> [TASK BRIEF]:
Rename every occurrence of "x-tick-label" to "x-axis-label" in the entries below, keeping all other text the same. Leave the pictures out of your answer.

-- start of SOURCE DATA --

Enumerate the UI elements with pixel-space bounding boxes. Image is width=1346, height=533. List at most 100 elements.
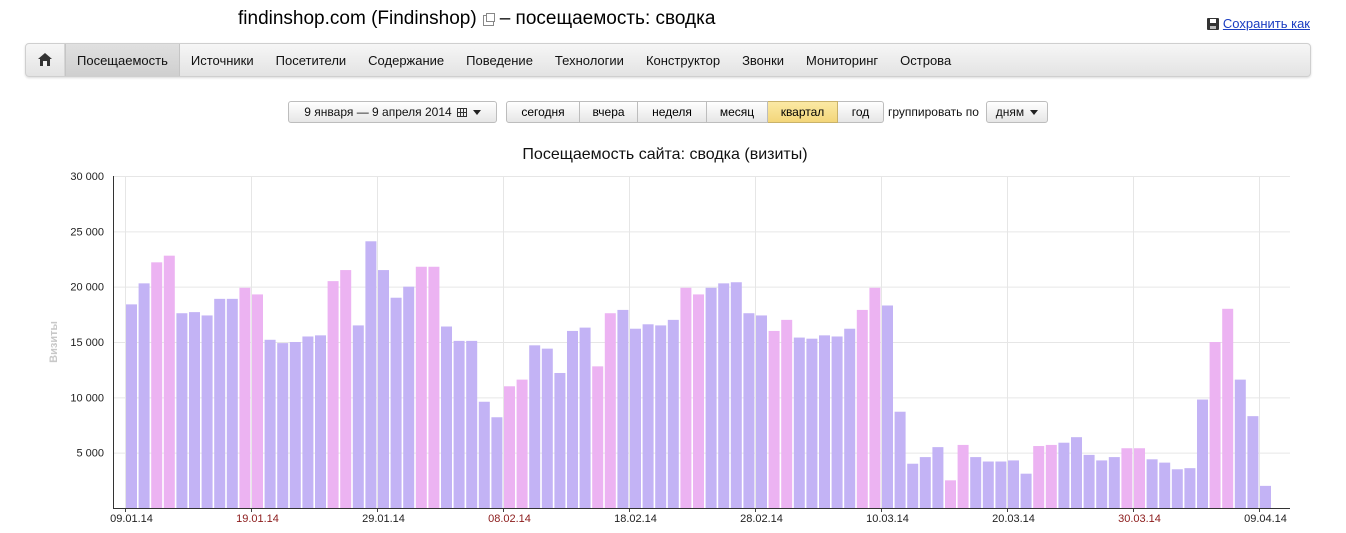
nav-item-technologies[interactable]: Технологии	[554, 52, 624, 68]
bar	[768, 330, 780, 508]
group-by-value: дням	[995, 105, 1025, 119]
bar	[466, 340, 478, 508]
bar	[730, 282, 742, 508]
y-tick-label: 5 000	[76, 448, 104, 460]
bar	[831, 336, 843, 508]
bar	[919, 457, 931, 508]
bar	[378, 270, 389, 508]
bar	[970, 457, 982, 508]
bar	[126, 304, 137, 508]
x-tick-label: 20.03.14	[992, 513, 1035, 525]
bar	[1083, 454, 1095, 508]
period-year-button[interactable]: год	[838, 101, 884, 123]
bar	[793, 337, 805, 508]
bar	[856, 309, 868, 508]
x-tick-label: 10.03.14	[866, 513, 909, 525]
bar	[617, 309, 629, 508]
bar	[516, 379, 528, 508]
bar	[604, 313, 616, 508]
period-today-button[interactable]: сегодня	[506, 101, 580, 123]
bar	[756, 315, 767, 508]
period-month-button[interactable]: месяц	[707, 101, 768, 123]
bar	[1071, 437, 1082, 508]
bar	[491, 417, 503, 508]
bar	[982, 461, 994, 508]
calendar-icon	[456, 107, 467, 117]
bar	[315, 335, 326, 508]
bar	[882, 305, 893, 508]
nav-item-constructor[interactable]: Конструктор	[645, 52, 721, 68]
nav-item-calls[interactable]: Звонки	[742, 52, 785, 68]
bar	[592, 366, 604, 508]
x-tick-label: 28.02.14	[740, 513, 783, 525]
group-by-label: группировать по	[888, 105, 979, 119]
date-range-value: 9 января — 9 апреля 2014	[304, 105, 452, 119]
bar	[151, 262, 163, 508]
bar	[1058, 442, 1070, 508]
bar	[957, 444, 969, 508]
bar	[239, 287, 251, 508]
period-week-button[interactable]: неделя	[638, 101, 707, 123]
save-as[interactable]: Сохранить как	[1206, 16, 1310, 31]
dropdown-arrow-icon	[472, 109, 481, 115]
nav-item-visitors[interactable]: Посетители	[275, 52, 347, 68]
nav-item-content[interactable]: Содержание	[368, 52, 445, 68]
title-suffix: – посещаемость: сводка	[499, 8, 716, 29]
bar	[1008, 460, 1019, 508]
floppy-disk-icon	[1206, 17, 1219, 30]
bar	[214, 298, 226, 508]
bar	[869, 287, 881, 508]
date-range-picker[interactable]: 9 января — 9 апреля 2014	[288, 101, 497, 123]
bar	[302, 336, 314, 508]
period-quarter-button[interactable]: квартал	[768, 101, 838, 123]
y-tick-label: 15 000	[70, 337, 104, 349]
bar	[806, 338, 818, 508]
bar	[1159, 462, 1171, 508]
save-as-link[interactable]: Сохранить как	[1222, 16, 1310, 31]
bar	[642, 324, 654, 508]
bar	[1108, 457, 1120, 508]
period-yesterday-button[interactable]: вчера	[580, 101, 638, 123]
bar	[743, 313, 755, 508]
bar	[1171, 469, 1183, 508]
bar	[945, 480, 956, 508]
bar	[403, 286, 415, 508]
new-window-icon[interactable]	[482, 12, 495, 26]
group-by-select[interactable]: дням	[986, 101, 1048, 123]
bar	[390, 297, 402, 508]
x-tick-label: 30.03.14	[1118, 513, 1161, 525]
nav-item-sources[interactable]: Источники	[190, 52, 254, 68]
y-tick-label: 10 000	[70, 392, 104, 404]
bar	[1033, 446, 1045, 508]
bar	[340, 270, 352, 508]
bar	[1260, 485, 1271, 508]
bar	[226, 298, 238, 508]
bar	[932, 447, 944, 508]
bar	[163, 255, 175, 508]
chart-title: Посещаемость сайта: сводка (визиты)	[522, 146, 808, 163]
bar	[655, 325, 667, 508]
bar	[819, 335, 830, 508]
bar	[289, 342, 301, 508]
bar	[1247, 416, 1259, 508]
bar	[504, 386, 515, 508]
y-axis-title: Визиты	[48, 321, 60, 363]
nav-item-behavior[interactable]: Поведение	[466, 52, 533, 68]
y-tick-label: 25 000	[70, 226, 104, 238]
nav-item-attendance[interactable]: Посещаемость	[65, 44, 180, 76]
bar	[1020, 473, 1032, 508]
bar	[138, 283, 150, 508]
bar	[327, 281, 339, 508]
bar	[478, 401, 490, 508]
nav-item-monitoring[interactable]: Мониторинг	[806, 52, 879, 68]
home-button[interactable]	[26, 44, 65, 76]
x-tick-label: 19.01.14	[236, 513, 279, 525]
bar	[995, 461, 1007, 508]
x-tick-label: 18.02.14	[614, 513, 657, 525]
page-title: findinshop.com (Findinshop) – посещаемос…	[238, 8, 715, 30]
bar	[365, 241, 377, 509]
bar	[189, 312, 200, 508]
bar	[894, 411, 906, 508]
nav-item-islands[interactable]: Острова	[900, 52, 952, 68]
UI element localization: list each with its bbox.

-- end of SOURCE DATA --

> [TASK SOLUTION]:
Enumerate the UI elements with pixel-space bounding boxes. Image is width=1346, height=533. List at most 100 elements.
nav-item-technologies[interactable]: Технологии	[554, 52, 624, 68]
bar	[768, 330, 780, 508]
group-by-value: дням	[995, 105, 1025, 119]
bar	[466, 340, 478, 508]
bar	[730, 282, 742, 508]
y-tick-label: 5 000	[76, 448, 104, 460]
bar	[831, 336, 843, 508]
bar	[919, 457, 931, 508]
bar	[378, 270, 389, 508]
bar	[970, 457, 982, 508]
bar	[126, 304, 137, 508]
x-axis-label: 20.03.14	[992, 513, 1035, 525]
bar	[1083, 454, 1095, 508]
period-year-button[interactable]: год	[838, 101, 884, 123]
bar	[793, 337, 805, 508]
bar	[856, 309, 868, 508]
x-axis-label: 10.03.14	[866, 513, 909, 525]
bar	[617, 309, 629, 508]
bar	[516, 379, 528, 508]
bar	[604, 313, 616, 508]
period-today-button[interactable]: сегодня	[506, 101, 580, 123]
bar	[756, 315, 767, 508]
period-month-button[interactable]: месяц	[707, 101, 768, 123]
bar	[1071, 437, 1082, 508]
bar	[491, 417, 503, 508]
bar	[982, 461, 994, 508]
calendar-icon	[456, 107, 467, 117]
bar	[315, 335, 326, 508]
bar	[882, 305, 893, 508]
nav-item-constructor[interactable]: Конструктор	[645, 52, 721, 68]
nav-item-calls[interactable]: Звонки	[742, 52, 785, 68]
bar	[592, 366, 604, 508]
x-axis-label: 28.02.14	[740, 513, 783, 525]
group-by-label: группировать по	[888, 105, 979, 119]
date-range-value: 9 января — 9 апреля 2014	[304, 105, 452, 119]
bar	[151, 262, 163, 508]
bar	[1058, 442, 1070, 508]
bar	[957, 444, 969, 508]
bar	[239, 287, 251, 508]
period-week-button[interactable]: неделя	[638, 101, 707, 123]
save-as[interactable]: Сохранить как	[1206, 16, 1310, 31]
dropdown-arrow-icon	[472, 109, 481, 115]
nav-item-visitors[interactable]: Посетители	[275, 52, 347, 68]
nav-item-content[interactable]: Содержание	[368, 52, 445, 68]
title-suffix: – посещаемость: сводка	[499, 8, 716, 29]
bar	[1008, 460, 1019, 508]
floppy-disk-icon	[1206, 17, 1219, 30]
bar	[214, 298, 226, 508]
bar	[869, 287, 881, 508]
date-range-picker[interactable]: 9 января — 9 апреля 2014	[288, 101, 497, 123]
bar	[302, 336, 314, 508]
period-quarter-button[interactable]: квартал	[768, 101, 838, 123]
y-tick-label: 15 000	[70, 337, 104, 349]
bar	[806, 338, 818, 508]
bar	[1159, 462, 1171, 508]
save-as-link[interactable]: Сохранить как	[1222, 16, 1310, 31]
bar	[642, 324, 654, 508]
bar	[1108, 457, 1120, 508]
period-yesterday-button[interactable]: вчера	[580, 101, 638, 123]
bar	[743, 313, 755, 508]
bar	[1171, 469, 1183, 508]
bar	[945, 480, 956, 508]
bar	[403, 286, 415, 508]
new-window-icon[interactable]	[482, 12, 495, 26]
group-by-select[interactable]: дням	[986, 101, 1048, 123]
bar	[390, 297, 402, 508]
x-axis-label: 30.03.14	[1118, 513, 1161, 525]
nav-item-sources[interactable]: Источники	[190, 52, 254, 68]
y-tick-label: 10 000	[70, 392, 104, 404]
bar	[1033, 446, 1045, 508]
bar	[340, 270, 352, 508]
bar	[1260, 485, 1271, 508]
bar	[226, 298, 238, 508]
bar	[932, 447, 944, 508]
bar	[163, 255, 175, 508]
chart-title: Посещаемость сайта: сводка (визиты)	[522, 146, 808, 163]
bar	[655, 325, 667, 508]
bar	[819, 335, 830, 508]
bar	[289, 342, 301, 508]
bar	[1247, 416, 1259, 508]
bar	[504, 386, 515, 508]
y-axis-title: Визиты	[48, 321, 60, 363]
nav-item-behavior[interactable]: Поведение	[466, 52, 533, 68]
y-tick-label: 25 000	[70, 226, 104, 238]
nav-item-attendance[interactable]: Посещаемость	[65, 44, 180, 76]
bar	[1020, 473, 1032, 508]
bar	[138, 283, 150, 508]
bar	[327, 281, 339, 508]
bar	[478, 401, 490, 508]
nav-item-monitoring[interactable]: Мониторинг	[806, 52, 879, 68]
home-button[interactable]	[26, 44, 65, 76]
x-axis-label: 19.01.14	[236, 513, 279, 525]
bar	[995, 461, 1007, 508]
x-axis-label: 18.02.14	[614, 513, 657, 525]
page-title: findinshop.com (Findinshop) – посещаемос…	[238, 8, 715, 30]
bar	[365, 241, 377, 509]
bar	[189, 312, 200, 508]
bar	[894, 411, 906, 508]
nav-item-islands[interactable]: Острова	[900, 52, 952, 68]
UI element localization: list each with its bbox.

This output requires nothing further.